Task objective
The records below must be output exactly, without pictures.

[BEGIN Excerpted data]

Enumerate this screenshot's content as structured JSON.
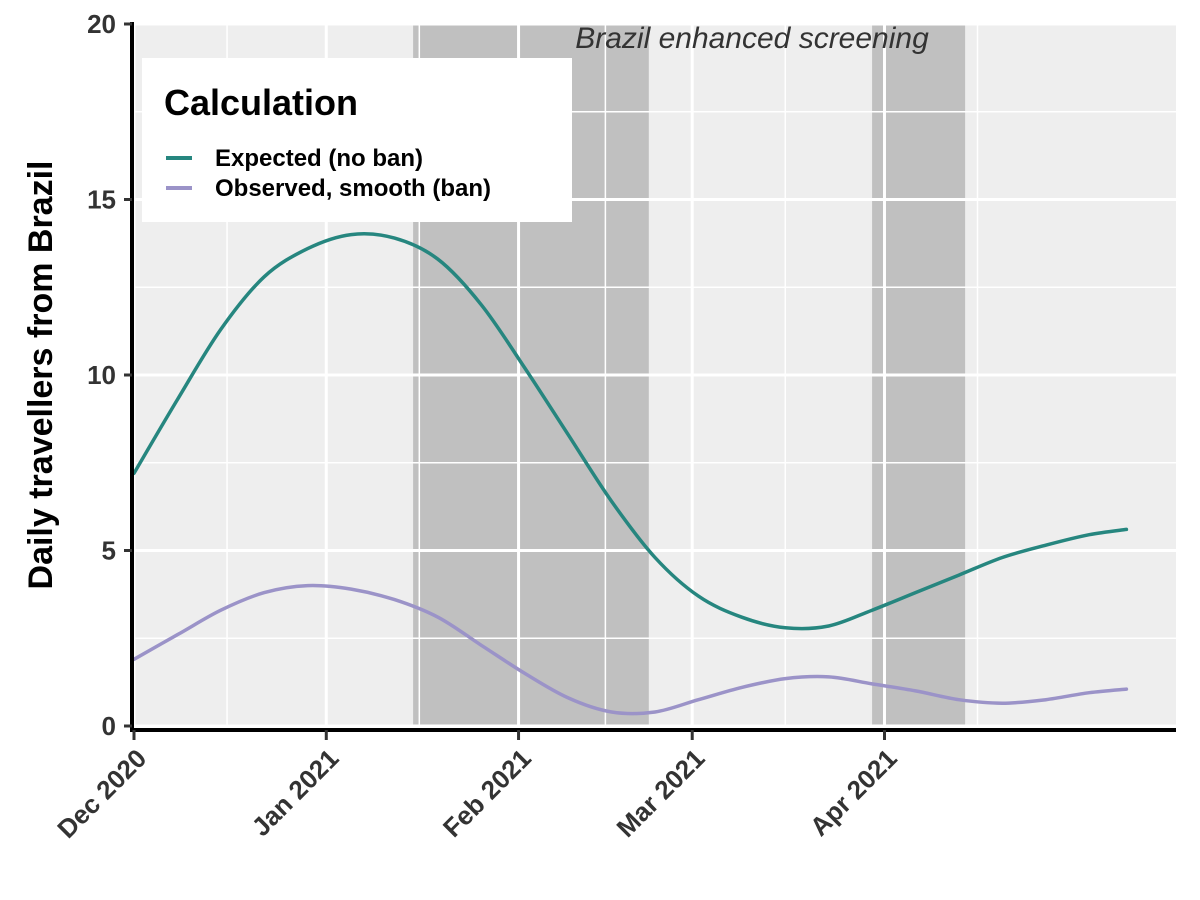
{
  "chart_data": {
    "type": "line",
    "title": "",
    "xlabel": "",
    "ylabel": "Daily travellers from Brazil",
    "x_axis": {
      "type": "date",
      "range": [
        "2020-12-01",
        "2021-05-18"
      ],
      "ticks": [
        {
          "date": "2020-12-01",
          "label": "Dec 2020"
        },
        {
          "date": "2021-01-01",
          "label": "Jan 2021"
        },
        {
          "date": "2021-02-01",
          "label": "Feb 2021"
        },
        {
          "date": "2021-03-01",
          "label": "Mar 2021"
        },
        {
          "date": "2021-04-01",
          "label": "Apr 2021"
        }
      ]
    },
    "ylim": [
      0,
      20
    ],
    "yticks": [
      0,
      5,
      10,
      15,
      20
    ],
    "grid": true,
    "shaded_periods": [
      {
        "start": "2021-01-15",
        "end": "2021-02-22"
      },
      {
        "start": "2021-03-30",
        "end": "2021-04-14"
      }
    ],
    "annotation": "Brazil enhanced screening",
    "legend": {
      "title": "Calculation",
      "position": "top-left"
    },
    "series": [
      {
        "name": "Expected (no ban)",
        "color": "#26867f",
        "points": [
          [
            "2020-12-01",
            7.2
          ],
          [
            "2020-12-08",
            9.3
          ],
          [
            "2020-12-15",
            11.3
          ],
          [
            "2020-12-22",
            12.8
          ],
          [
            "2020-12-29",
            13.6
          ],
          [
            "2021-01-05",
            14.0
          ],
          [
            "2021-01-12",
            13.9
          ],
          [
            "2021-01-19",
            13.3
          ],
          [
            "2021-01-26",
            12.0
          ],
          [
            "2021-02-02",
            10.2
          ],
          [
            "2021-02-09",
            8.3
          ],
          [
            "2021-02-16",
            6.4
          ],
          [
            "2021-02-23",
            4.8
          ],
          [
            "2021-03-02",
            3.7
          ],
          [
            "2021-03-09",
            3.1
          ],
          [
            "2021-03-16",
            2.8
          ],
          [
            "2021-03-23",
            2.85
          ],
          [
            "2021-03-30",
            3.3
          ],
          [
            "2021-04-06",
            3.8
          ],
          [
            "2021-04-13",
            4.3
          ],
          [
            "2021-04-20",
            4.8
          ],
          [
            "2021-04-27",
            5.15
          ],
          [
            "2021-05-04",
            5.45
          ],
          [
            "2021-05-10",
            5.6
          ]
        ]
      },
      {
        "name": "Observed, smooth (ban)",
        "color": "#9b93c8",
        "points": [
          [
            "2020-12-01",
            1.9
          ],
          [
            "2020-12-08",
            2.6
          ],
          [
            "2020-12-15",
            3.3
          ],
          [
            "2020-12-22",
            3.8
          ],
          [
            "2020-12-29",
            4.0
          ],
          [
            "2021-01-05",
            3.9
          ],
          [
            "2021-01-12",
            3.6
          ],
          [
            "2021-01-19",
            3.1
          ],
          [
            "2021-01-26",
            2.3
          ],
          [
            "2021-02-02",
            1.5
          ],
          [
            "2021-02-09",
            0.8
          ],
          [
            "2021-02-16",
            0.4
          ],
          [
            "2021-02-23",
            0.4
          ],
          [
            "2021-03-02",
            0.75
          ],
          [
            "2021-03-09",
            1.1
          ],
          [
            "2021-03-16",
            1.35
          ],
          [
            "2021-03-23",
            1.4
          ],
          [
            "2021-03-30",
            1.2
          ],
          [
            "2021-04-06",
            1.0
          ],
          [
            "2021-04-13",
            0.75
          ],
          [
            "2021-04-20",
            0.65
          ],
          [
            "2021-04-27",
            0.75
          ],
          [
            "2021-05-04",
            0.95
          ],
          [
            "2021-05-10",
            1.05
          ]
        ]
      }
    ]
  }
}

[END Excerpted data]

Result of this task
Enumerate this screenshot's content as structured JSON.
{
  "chart_data": {
    "type": "line",
    "title": "",
    "xlabel": "",
    "ylabel": "Daily travellers from Brazil",
    "x_axis": {
      "type": "date",
      "range": [
        "2020-12-01",
        "2021-05-18"
      ],
      "ticks": [
        {
          "date": "2020-12-01",
          "label": "Dec 2020"
        },
        {
          "date": "2021-01-01",
          "label": "Jan 2021"
        },
        {
          "date": "2021-02-01",
          "label": "Feb 2021"
        },
        {
          "date": "2021-03-01",
          "label": "Mar 2021"
        },
        {
          "date": "2021-04-01",
          "label": "Apr 2021"
        }
      ]
    },
    "ylim": [
      0,
      20
    ],
    "yticks": [
      0,
      5,
      10,
      15,
      20
    ],
    "grid": true,
    "shaded_periods": [
      {
        "start": "2021-01-15",
        "end": "2021-02-22"
      },
      {
        "start": "2021-03-30",
        "end": "2021-04-14"
      }
    ],
    "annotation": "Brazil enhanced screening",
    "legend": {
      "title": "Calculation",
      "position": "top-left"
    },
    "series": [
      {
        "name": "Expected (no ban)",
        "color": "#26867f",
        "points": [
          [
            "2020-12-01",
            7.2
          ],
          [
            "2020-12-08",
            9.3
          ],
          [
            "2020-12-15",
            11.3
          ],
          [
            "2020-12-22",
            12.8
          ],
          [
            "2020-12-29",
            13.6
          ],
          [
            "2021-01-05",
            14.0
          ],
          [
            "2021-01-12",
            13.9
          ],
          [
            "2021-01-19",
            13.3
          ],
          [
            "2021-01-26",
            12.0
          ],
          [
            "2021-02-02",
            10.2
          ],
          [
            "2021-02-09",
            8.3
          ],
          [
            "2021-02-16",
            6.4
          ],
          [
            "2021-02-23",
            4.8
          ],
          [
            "2021-03-02",
            3.7
          ],
          [
            "2021-03-09",
            3.1
          ],
          [
            "2021-03-16",
            2.8
          ],
          [
            "2021-03-23",
            2.85
          ],
          [
            "2021-03-30",
            3.3
          ],
          [
            "2021-04-06",
            3.8
          ],
          [
            "2021-04-13",
            4.3
          ],
          [
            "2021-04-20",
            4.8
          ],
          [
            "2021-04-27",
            5.15
          ],
          [
            "2021-05-04",
            5.45
          ],
          [
            "2021-05-10",
            5.6
          ]
        ]
      },
      {
        "name": "Observed, smooth (ban)",
        "color": "#9b93c8",
        "points": [
          [
            "2020-12-01",
            1.9
          ],
          [
            "2020-12-08",
            2.6
          ],
          [
            "2020-12-15",
            3.3
          ],
          [
            "2020-12-22",
            3.8
          ],
          [
            "2020-12-29",
            4.0
          ],
          [
            "2021-01-05",
            3.9
          ],
          [
            "2021-01-12",
            3.6
          ],
          [
            "2021-01-19",
            3.1
          ],
          [
            "2021-01-26",
            2.3
          ],
          [
            "2021-02-02",
            1.5
          ],
          [
            "2021-02-09",
            0.8
          ],
          [
            "2021-02-16",
            0.4
          ],
          [
            "2021-02-23",
            0.4
          ],
          [
            "2021-03-02",
            0.75
          ],
          [
            "2021-03-09",
            1.1
          ],
          [
            "2021-03-16",
            1.35
          ],
          [
            "2021-03-23",
            1.4
          ],
          [
            "2021-03-30",
            1.2
          ],
          [
            "2021-04-06",
            1.0
          ],
          [
            "2021-04-13",
            0.75
          ],
          [
            "2021-04-20",
            0.65
          ],
          [
            "2021-04-27",
            0.75
          ],
          [
            "2021-05-04",
            0.95
          ],
          [
            "2021-05-10",
            1.05
          ]
        ]
      }
    ]
  }
}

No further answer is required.